→ WHAT IS NEEDED
Nothing in the data should be left out, so repeat it all exactly.

→ RECORDS TO USE
▬▬▬

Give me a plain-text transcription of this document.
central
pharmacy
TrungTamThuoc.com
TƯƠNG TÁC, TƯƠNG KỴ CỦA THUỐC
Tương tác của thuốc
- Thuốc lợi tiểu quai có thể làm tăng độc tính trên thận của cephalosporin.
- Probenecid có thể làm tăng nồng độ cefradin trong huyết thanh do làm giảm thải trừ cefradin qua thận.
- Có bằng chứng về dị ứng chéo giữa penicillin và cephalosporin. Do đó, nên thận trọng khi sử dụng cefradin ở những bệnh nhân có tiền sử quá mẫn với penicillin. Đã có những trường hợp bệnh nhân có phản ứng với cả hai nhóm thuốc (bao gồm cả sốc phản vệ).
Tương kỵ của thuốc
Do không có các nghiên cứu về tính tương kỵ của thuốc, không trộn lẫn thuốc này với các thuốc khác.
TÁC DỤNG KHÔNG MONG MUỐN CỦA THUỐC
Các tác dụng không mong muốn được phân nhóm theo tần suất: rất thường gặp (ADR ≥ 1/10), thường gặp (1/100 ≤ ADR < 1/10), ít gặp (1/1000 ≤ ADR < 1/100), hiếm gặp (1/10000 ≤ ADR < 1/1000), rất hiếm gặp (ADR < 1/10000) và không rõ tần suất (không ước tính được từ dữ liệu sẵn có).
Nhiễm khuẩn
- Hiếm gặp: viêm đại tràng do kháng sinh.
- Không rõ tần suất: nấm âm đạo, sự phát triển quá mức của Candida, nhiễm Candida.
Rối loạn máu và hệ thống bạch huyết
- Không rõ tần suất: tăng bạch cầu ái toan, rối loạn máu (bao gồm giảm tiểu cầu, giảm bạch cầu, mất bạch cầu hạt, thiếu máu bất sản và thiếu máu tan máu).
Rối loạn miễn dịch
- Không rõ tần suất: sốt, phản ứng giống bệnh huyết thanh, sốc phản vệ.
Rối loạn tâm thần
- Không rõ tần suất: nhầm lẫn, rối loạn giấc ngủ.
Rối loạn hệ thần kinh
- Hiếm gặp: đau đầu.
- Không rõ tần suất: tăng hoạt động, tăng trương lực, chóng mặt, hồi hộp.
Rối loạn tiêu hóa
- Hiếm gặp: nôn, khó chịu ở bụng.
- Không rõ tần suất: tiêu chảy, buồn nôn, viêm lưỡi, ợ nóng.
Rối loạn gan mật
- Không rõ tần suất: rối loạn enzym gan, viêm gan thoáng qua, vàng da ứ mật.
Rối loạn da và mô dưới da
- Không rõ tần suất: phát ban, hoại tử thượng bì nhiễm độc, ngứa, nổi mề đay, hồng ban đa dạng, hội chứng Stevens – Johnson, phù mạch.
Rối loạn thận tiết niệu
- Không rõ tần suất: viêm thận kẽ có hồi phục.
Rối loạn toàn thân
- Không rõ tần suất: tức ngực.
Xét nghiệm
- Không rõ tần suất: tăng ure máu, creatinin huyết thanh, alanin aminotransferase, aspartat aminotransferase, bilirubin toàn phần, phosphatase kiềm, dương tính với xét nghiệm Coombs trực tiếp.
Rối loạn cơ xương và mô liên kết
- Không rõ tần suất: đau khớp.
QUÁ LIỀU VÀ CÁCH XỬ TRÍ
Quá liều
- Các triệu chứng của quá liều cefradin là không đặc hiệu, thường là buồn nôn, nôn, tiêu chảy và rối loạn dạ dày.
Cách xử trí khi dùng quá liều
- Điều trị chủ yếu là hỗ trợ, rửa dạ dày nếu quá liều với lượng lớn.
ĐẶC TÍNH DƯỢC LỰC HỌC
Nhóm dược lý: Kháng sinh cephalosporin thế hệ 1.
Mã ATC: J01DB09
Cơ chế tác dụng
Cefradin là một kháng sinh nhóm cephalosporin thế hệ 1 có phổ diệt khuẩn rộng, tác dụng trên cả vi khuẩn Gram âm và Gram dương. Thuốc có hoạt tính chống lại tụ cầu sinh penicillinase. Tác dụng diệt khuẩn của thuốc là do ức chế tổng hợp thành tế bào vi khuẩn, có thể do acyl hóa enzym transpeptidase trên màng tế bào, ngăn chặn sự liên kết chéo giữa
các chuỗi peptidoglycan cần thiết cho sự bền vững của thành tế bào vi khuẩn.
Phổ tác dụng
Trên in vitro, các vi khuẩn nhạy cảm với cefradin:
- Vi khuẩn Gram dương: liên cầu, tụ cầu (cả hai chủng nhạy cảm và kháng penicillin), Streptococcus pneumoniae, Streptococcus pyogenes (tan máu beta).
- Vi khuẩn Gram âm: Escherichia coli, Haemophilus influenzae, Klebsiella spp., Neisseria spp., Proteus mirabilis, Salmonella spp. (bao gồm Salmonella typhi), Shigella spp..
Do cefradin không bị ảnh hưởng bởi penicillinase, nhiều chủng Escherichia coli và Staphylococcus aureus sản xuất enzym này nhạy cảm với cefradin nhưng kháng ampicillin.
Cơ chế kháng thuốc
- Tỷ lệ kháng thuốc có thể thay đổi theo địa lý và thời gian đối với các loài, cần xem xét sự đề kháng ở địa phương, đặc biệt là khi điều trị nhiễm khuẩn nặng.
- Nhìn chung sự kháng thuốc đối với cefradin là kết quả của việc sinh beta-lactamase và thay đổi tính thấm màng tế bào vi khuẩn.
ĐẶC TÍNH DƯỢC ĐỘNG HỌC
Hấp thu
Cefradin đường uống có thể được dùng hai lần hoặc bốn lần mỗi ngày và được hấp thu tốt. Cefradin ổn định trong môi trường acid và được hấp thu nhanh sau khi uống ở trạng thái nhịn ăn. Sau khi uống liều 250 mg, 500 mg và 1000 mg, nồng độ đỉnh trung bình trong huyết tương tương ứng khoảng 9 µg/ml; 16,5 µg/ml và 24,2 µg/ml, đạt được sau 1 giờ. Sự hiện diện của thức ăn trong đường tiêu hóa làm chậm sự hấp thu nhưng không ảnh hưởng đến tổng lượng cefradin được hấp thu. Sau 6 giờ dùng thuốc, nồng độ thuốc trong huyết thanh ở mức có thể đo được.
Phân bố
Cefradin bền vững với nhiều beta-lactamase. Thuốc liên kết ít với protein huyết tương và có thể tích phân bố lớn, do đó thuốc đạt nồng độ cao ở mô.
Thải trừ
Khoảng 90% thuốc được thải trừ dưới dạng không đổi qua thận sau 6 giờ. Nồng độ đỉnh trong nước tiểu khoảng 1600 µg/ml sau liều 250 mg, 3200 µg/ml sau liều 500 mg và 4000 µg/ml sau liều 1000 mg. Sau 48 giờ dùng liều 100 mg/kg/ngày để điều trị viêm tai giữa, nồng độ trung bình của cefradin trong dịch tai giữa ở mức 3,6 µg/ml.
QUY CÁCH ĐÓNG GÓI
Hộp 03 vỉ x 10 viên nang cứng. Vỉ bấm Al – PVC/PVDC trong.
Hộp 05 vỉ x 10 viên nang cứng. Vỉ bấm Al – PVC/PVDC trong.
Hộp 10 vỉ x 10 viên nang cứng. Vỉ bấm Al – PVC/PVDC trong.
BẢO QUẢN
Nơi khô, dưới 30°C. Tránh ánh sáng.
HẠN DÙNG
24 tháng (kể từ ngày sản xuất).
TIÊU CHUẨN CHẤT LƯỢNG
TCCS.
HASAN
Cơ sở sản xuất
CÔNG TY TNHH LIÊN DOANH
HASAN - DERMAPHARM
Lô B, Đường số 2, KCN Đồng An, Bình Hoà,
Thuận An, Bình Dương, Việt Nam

▬▬▬

→ TASK RESPONSE
Give me a plain-text transcription of this document.
central
pharmacy
TrungTamThuoc.com
TƯƠNG TÁC, TƯƠNG KỴ CỦA THUỐC
Tương tác của thuốc
- Thuốc lợi tiểu quai có thể làm tăng độc tính trên thận của cephalosporin.
- Probenecid có thể làm tăng nồng độ cefradin trong huyết thanh do làm giảm thải trừ cefradin qua thận.
- Có bằng chứng về dị ứng chéo giữa penicillin và cephalosporin. Do đó, nên thận trọng khi sử dụng cefradin ở những bệnh nhân có tiền sử quá mẫn với penicillin. Đã có những trường hợp bệnh nhân có phản ứng với cả hai nhóm thuốc (bao gồm cả sốc phản vệ).
Tương kỵ của thuốc
Do không có các nghiên cứu về tính tương kỵ của thuốc, không trộn lẫn thuốc này với các thuốc khác.
TÁC DỤNG KHÔNG MONG MUỐN CỦA THUỐC
Các tác dụng không mong muốn được phân nhóm theo tần suất: rất thường gặp (ADR ≥ 1/10), thường gặp (1/100 ≤ ADR < 1/10), ít gặp (1/1000 ≤ ADR < 1/100), hiếm gặp (1/10000 ≤ ADR < 1/1000), rất hiếm gặp (ADR < 1/10000) và không rõ tần suất (không ước tính được từ dữ liệu sẵn có).
Nhiễm khuẩn
- Hiếm gặp: viêm đại tràng do kháng sinh.
- Không rõ tần suất: nấm âm đạo, sự phát triển quá mức của Candida, nhiễm Candida.
Rối loạn máu và hệ thống bạch huyết
- Không rõ tần suất: tăng bạch cầu ái toan, rối loạn máu (bao gồm giảm tiểu cầu, giảm bạch cầu, mất bạch cầu hạt, thiếu máu bất sản và thiếu máu tan máu).
Rối loạn miễn dịch
- Không rõ tần suất: sốt, phản ứng giống bệnh huyết thanh, sốc phản vệ.
Rối loạn tâm thần
- Không rõ tần suất: nhầm lẫn, rối loạn giấc ngủ.
Rối loạn hệ thần kinh
- Hiếm gặp: đau đầu.
- Không rõ tần suất: tăng hoạt động, tăng trương lực, chóng mặt, hồi hộp.
Rối loạn tiêu hóa
- Hiếm gặp: nôn, khó chịu ở bụng.
- Không rõ tần suất: tiêu chảy, buồn nôn, viêm lưỡi, ợ nóng.
Rối loạn gan mật
- Không rõ tần suất: rối loạn enzym gan, viêm gan thoáng qua, vàng da ứ mật.
Rối loạn da và mô dưới da
- Không rõ tần suất: phát ban, hoại tử thượng bì nhiễm độc, ngứa, nổi mề đay, hồng ban đa dạng, hội chứng Stevens – Johnson, phù mạch.
Rối loạn thận tiết niệu
- Không rõ tần suất: viêm thận kẽ có hồi phục.
Rối loạn toàn thân
- Không rõ tần suất: tức ngực.
Xét nghiệm
- Không rõ tần suất: tăng ure máu, creatinin huyết thanh, alanin aminotransferase, aspartat aminotransferase, bilirubin toàn phần, phosphatase kiềm, dương tính với xét nghiệm Coombs trực tiếp.
Rối loạn cơ xương và mô liên kết
- Không rõ tần suất: đau khớp.
QUÁ LIỀU VÀ CÁCH XỬ TRÍ
Quá liều
- Các triệu chứng của quá liều cefradin là không đặc hiệu, thường là buồn nôn, nôn, tiêu chảy và rối loạn dạ dày.
Cách xử trí khi dùng quá liều
- Điều trị chủ yếu là hỗ trợ, rửa dạ dày nếu quá liều với lượng lớn.
ĐẶC TÍNH DƯỢC LỰC HỌC
Nhóm dược lý: Kháng sinh cephalosporin thế hệ 1.
Mã ATC: J01DB09
Cơ chế tác dụng
Cefradin là một kháng sinh nhóm cephalosporin thế hệ 1 có phổ diệt khuẩn rộng, tác dụng trên cả vi khuẩn Gram âm và Gram dương. Thuốc có hoạt tính chống lại tụ cầu sinh penicillinase. Tác dụng diệt khuẩn của thuốc là do ức chế tổng hợp thành tế bào vi khuẩn, có thể do acyl hóa enzym transpeptidase trên màng tế bào, ngăn chặn sự liên kết chéo giữa
các chuỗi peptidoglycan cần thiết cho sự bền vững của thành tế bào vi khuẩn.
Phổ tác dụng
Trên in vitro, các vi khuẩn nhạy cảm với cefradin:
- Vi khuẩn Gram dương: liên cầu, tụ cầu (cả hai chủng nhạy cảm và kháng penicillin), Streptococcus pneumoniae, Streptococcus pyogenes (tan máu beta).
- Vi khuẩn Gram âm: Escherichia coli, Haemophilus influenzae, Klebsiella spp., Neisseria spp., Proteus mirabilis, Salmonella spp. (bao gồm Salmonella typhi), Shigella spp..
Do cefradin không bị ảnh hưởng bởi penicillinase, nhiều chủng Escherichia coli và Staphylococcus aureus sản xuất enzym này nhạy cảm với cefradin nhưng kháng ampicillin.
Cơ chế kháng thuốc
- Tỷ lệ kháng thuốc có thể thay đổi theo địa lý và thời gian đối với các loài, cần xem xét sự đề kháng ở địa phương, đặc biệt là khi điều trị nhiễm khuẩn nặng.
- Nhìn chung sự kháng thuốc đối với cefradin là kết quả của việc sinh beta-lactamase và thay đổi tính thấm màng tế bào vi khuẩn.
ĐẶC TÍNH DƯỢC ĐỘNG HỌC
Hấp thu
Cefradin đường uống có thể được dùng hai lần hoặc bốn lần mỗi ngày và được hấp thu tốt. Cefradin ổn định trong môi trường acid và được hấp thu nhanh sau khi uống ở trạng thái nhịn ăn. Sau khi uống liều 250 mg, 500 mg và 1000 mg, nồng độ đỉnh trung bình trong huyết tương tương ứng khoảng 9 µg/ml; 16,5 µg/ml và 24,2 µg/ml, đạt được sau 1 giờ. Sự hiện diện của thức ăn trong đường tiêu hóa làm chậm sự hấp thu nhưng không ảnh hưởng đến tổng lượng cefradin được hấp thu. Sau 6 giờ dùng thuốc, nồng độ thuốc trong huyết thanh ở mức có thể đo được.
Phân bố
Cefradin bền vững với nhiều beta-lactamase. Thuốc liên kết ít với protein huyết tương và có thể tích phân bố lớn, do đó thuốc đạt nồng độ cao ở mô.
Thải trừ
Khoảng 90% thuốc được thải trừ dưới dạng không đổi qua thận sau 6 giờ. Nồng độ đỉnh trong nước tiểu khoảng 1600 µg/ml sau liều 250 mg, 3200 µg/ml sau liều 500 mg và 4000 µg/ml sau liều 1000 mg. Sau 48 giờ dùng liều 100 mg/kg/ngày để điều trị viêm tai giữa, nồng độ trung bình của cefradin trong dịch tai giữa ở mức 3,6 µg/ml.
QUY CÁCH ĐÓNG GÓI
Hộp 03 vỉ x 10 viên nang cứng. Vỉ bấm Al – PVC/PVDC trong.
Hộp 05 vỉ x 10 viên nang cứng. Vỉ bấm Al – PVC/PVDC trong.
Hộp 10 vỉ x 10 viên nang cứng. Vỉ bấm Al – PVC/PVDC trong.
BẢO QUẢN
Nơi khô, dưới 30°C. Tránh ánh sáng.
HẠN DÙNG
24 tháng (kể từ ngày sản xuất).
TIÊU CHUẨN CHẤT LƯỢNG
TCCS.
HASAN
Cơ sở sản xuất
CÔNG TY TNHH LIÊN DOANH
HASAN - DERMAPHARM
Lô B, Đường số 2, KCN Đồng An, Bình Hoà,
Thuận An, Bình Dương, Việt Nam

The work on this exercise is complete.